— start of Records shown —
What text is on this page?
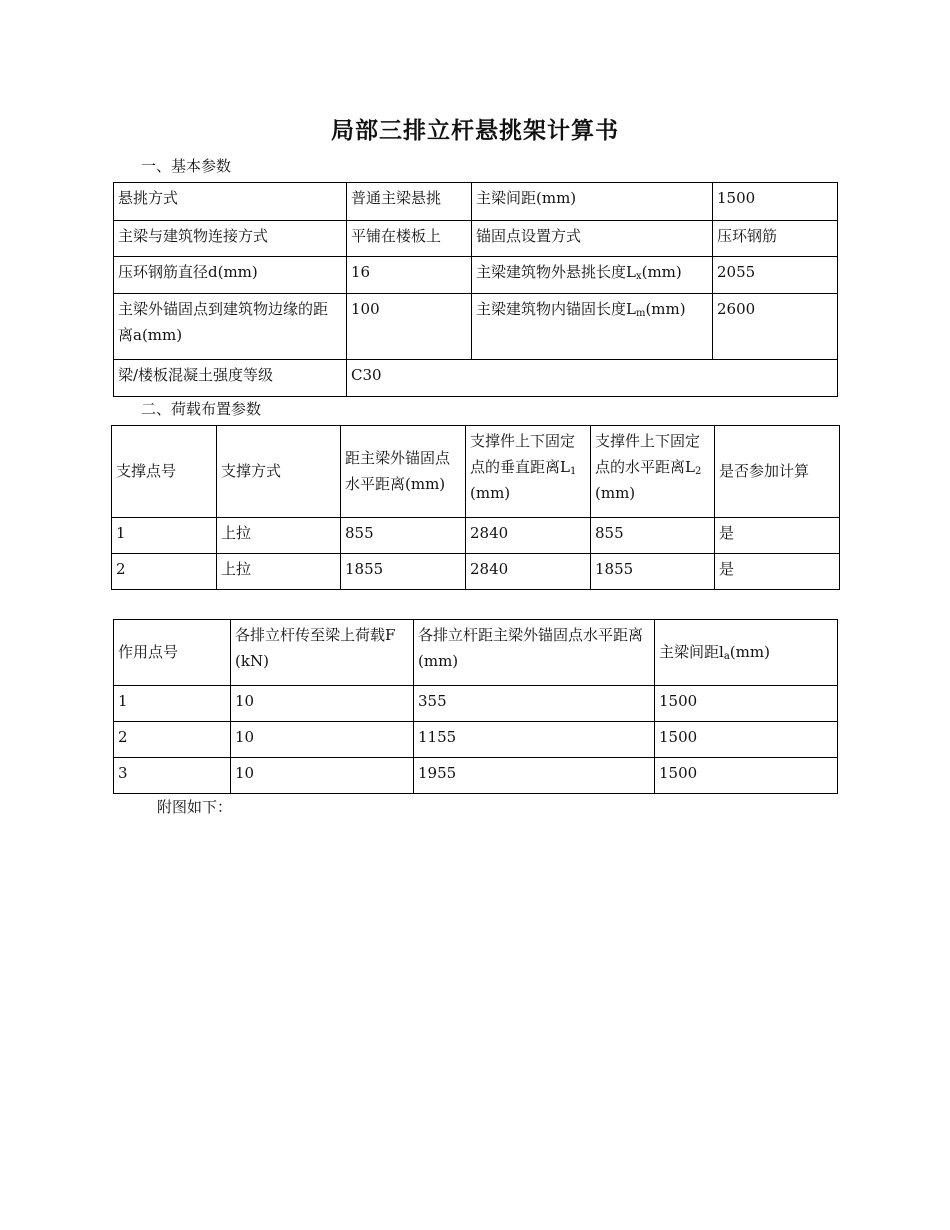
局部三排立杆悬挑架计算书
一、基本参数
悬挑方式	普通主梁悬挑	主梁间距(mm)	1500
主梁与建筑物连接方式	平铺在楼板上	锚固点设置方式	压环钢筋
压环钢筋直径d(mm)	16	主梁建筑物外悬挑长度$L_x(mm)$	2055
主梁外锚固点到建筑物边缘的距离a(mm)	100	主梁建筑物内锚固长度$L_m(mm)$	2600
梁/楼板混凝土强度等级	C30		
二、荷载布置参数
支撑点号	支撑方式	距主梁外锚固点水平距离(mm)	支撑件上下固定点的垂直距离$L_1(mm)$	支撑件上下固定点的水平距离$L_2(mm)$	是否参加计算
1	上拉	855	2840	855	是
2	上拉	1855	2840	1855	是
作用点号	各排立杆传至梁上荷载F(kN)	各排立杆距主梁外锚固点水平距离(mm)	主梁间距$l_a(mm)$
1	10	355	1500
2	10	1155	1500
3	10	1955	1500
附图如下：
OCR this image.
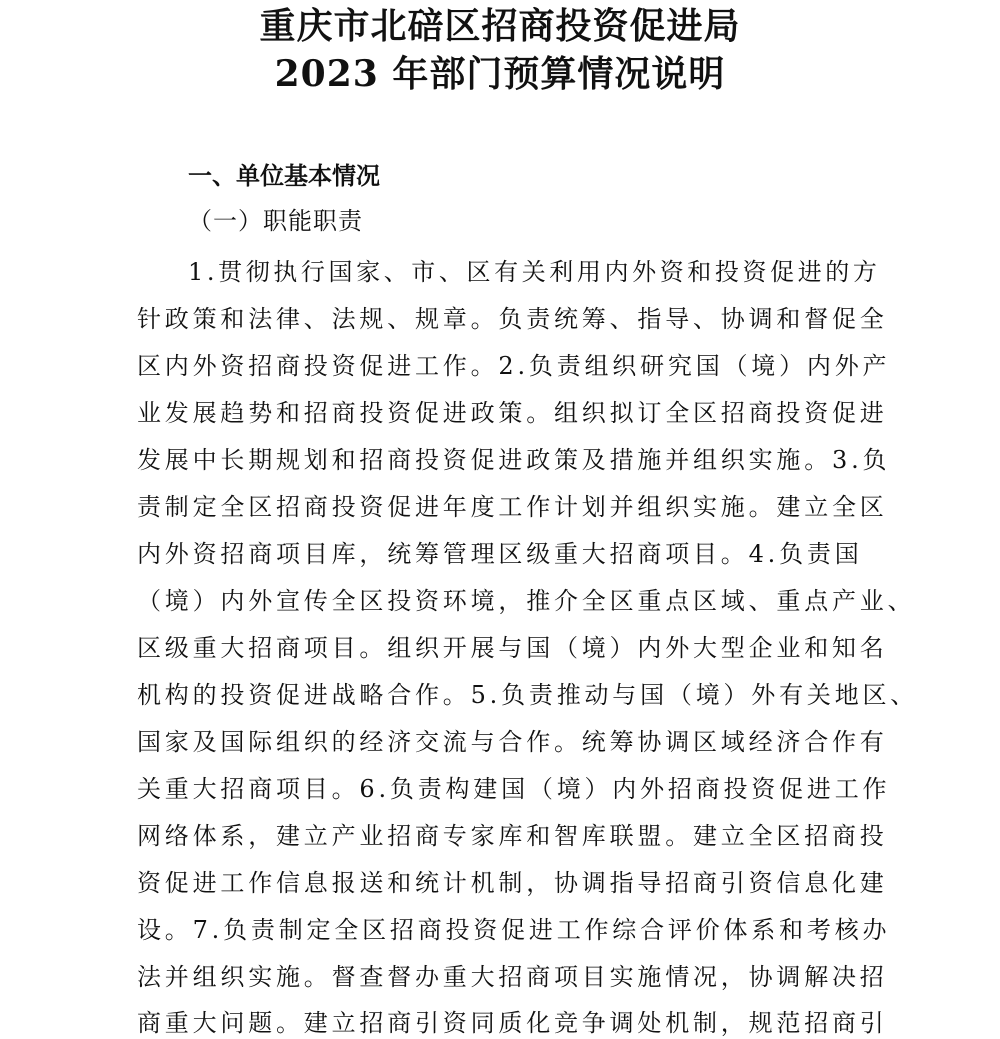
重庆市北碚区招商投资促进局
2023 年部门预算情况说明
一、单位基本情况
（一）职能职责
1.贯彻执行国家、市、区有关利用内外资和投资促进的方
针政策和法律、法规、规章。负责统筹、指导、协调和督促全
区内外资招商投资促进工作。2.负责组织研究国（境）内外产
业发展趋势和招商投资促进政策。组织拟订全区招商投资促进
发展中长期规划和招商投资促进政策及措施并组织实施。3.负
责制定全区招商投资促进年度工作计划并组织实施。建立全区
内外资招商项目库，统筹管理区级重大招商项目。4.负责国
（境）内外宣传全区投资环境，推介全区重点区域、重点产业、
区级重大招商项目。组织开展与国（境）内外大型企业和知名
机构的投资促进战略合作。5.负责推动与国（境）外有关地区、
国家及国际组织的经济交流与合作。统筹协调区域经济合作有
关重大招商项目。6.负责构建国（境）内外招商投资促进工作
网络体系，建立产业招商专家库和智库联盟。建立全区招商投
资促进工作信息报送和统计机制，协调指导招商引资信息化建
设。7.负责制定全区招商投资促进工作综合评价体系和考核办
法并组织实施。督查督办重大招商项目实施情况，协调解决招
商重大问题。建立招商引资同质化竞争调处机制，规范招商引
— end of Records shown —
_Objective_
Transcribe every line in the entries above, taking out only the images.

_Answer for this exercise_
What text is on this page?
局部三排立杆悬挑架计算书
一、基本参数
悬挑方式	普通主梁悬挑	主梁间距(mm)	1500
主梁与建筑物连接方式	平铺在楼板上	锚固点设置方式	压环钢筋
压环钢筋直径d(mm)	16	主梁建筑物外悬挑长度$L_x(mm)$	2055
主梁外锚固点到建筑物边缘的距离a(mm)	100	主梁建筑物内锚固长度$L_m(mm)$	2600
梁/楼板混凝土强度等级	C30		
二、荷载布置参数
支撑点号	支撑方式	距主梁外锚固点水平距离(mm)	支撑件上下固定点的垂直距离$L_1(mm)$	支撑件上下固定点的水平距离$L_2(mm)$	是否参加计算
1	上拉	855	2840	855	是
2	上拉	1855	2840	1855	是
作用点号	各排立杆传至梁上荷载F(kN)	各排立杆距主梁外锚固点水平距离(mm)	主梁间距$l_a(mm)$
1	10	355	1500
2	10	1155	1500
3	10	1955	1500
附图如下：
OCR this image.
重庆市北碚区招商投资促进局
2023 年部门预算情况说明
一、单位基本情况
（一）职能职责
1.贯彻执行国家、市、区有关利用内外资和投资促进的方
针政策和法律、法规、规章。负责统筹、指导、协调和督促全
区内外资招商投资促进工作。2.负责组织研究国（境）内外产
业发展趋势和招商投资促进政策。组织拟订全区招商投资促进
发展中长期规划和招商投资促进政策及措施并组织实施。3.负
责制定全区招商投资促进年度工作计划并组织实施。建立全区
内外资招商项目库，统筹管理区级重大招商项目。4.负责国
（境）内外宣传全区投资环境，推介全区重点区域、重点产业、
区级重大招商项目。组织开展与国（境）内外大型企业和知名
机构的投资促进战略合作。5.负责推动与国（境）外有关地区、
国家及国际组织的经济交流与合作。统筹协调区域经济合作有
关重大招商项目。6.负责构建国（境）内外招商投资促进工作
网络体系，建立产业招商专家库和智库联盟。建立全区招商投
资促进工作信息报送和统计机制，协调指导招商引资信息化建
设。7.负责制定全区招商投资促进工作综合评价体系和考核办
法并组织实施。督查督办重大招商项目实施情况，协调解决招
商重大问题。建立招商引资同质化竞争调处机制，规范招商引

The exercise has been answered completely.